WRITTEN REQUEST |
Exactly reproduce the entries, dropping any pictures from your copy.

RECORDS PROVIDED |
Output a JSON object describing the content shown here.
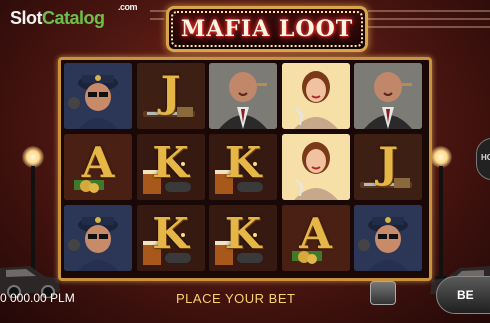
{
  "watermark": {
    "part1": "Slot",
    "part2": "Catalog",
    "part3": ".com"
  },
  "game": {
    "title": "MAFIA LOOT"
  },
  "reels": [
    [
      "policeman",
      "A",
      "policeman"
    ],
    [
      "J",
      "K",
      "K"
    ],
    [
      "boss",
      "K",
      "K"
    ],
    [
      "lady",
      "lady",
      "A"
    ],
    [
      "boss",
      "J",
      "policeman"
    ]
  ],
  "footer": {
    "balance": "0 000.00 PLM",
    "status": "PLACE YOUR BET",
    "bet_label": "BE",
    "hold_label": "HOL"
  }
}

RESULT FOR THIS EXERCISE |
Output a JSON object describing the content shown here.
{
  "watermark": {
    "part1": "Slot",
    "part2": "Catalog",
    "part3": ".com"
  },
  "game": {
    "title": "MAFIA LOOT"
  },
  "reels": [
    [
      "policeman",
      "A",
      "policeman"
    ],
    [
      "J",
      "K",
      "K"
    ],
    [
      "boss",
      "K",
      "K"
    ],
    [
      "lady",
      "lady",
      "A"
    ],
    [
      "boss",
      "J",
      "policeman"
    ]
  ],
  "footer": {
    "balance": "0 000.00 PLM",
    "status": "PLACE YOUR BET",
    "bet_label": "BE",
    "hold_label": "HOL"
  }
}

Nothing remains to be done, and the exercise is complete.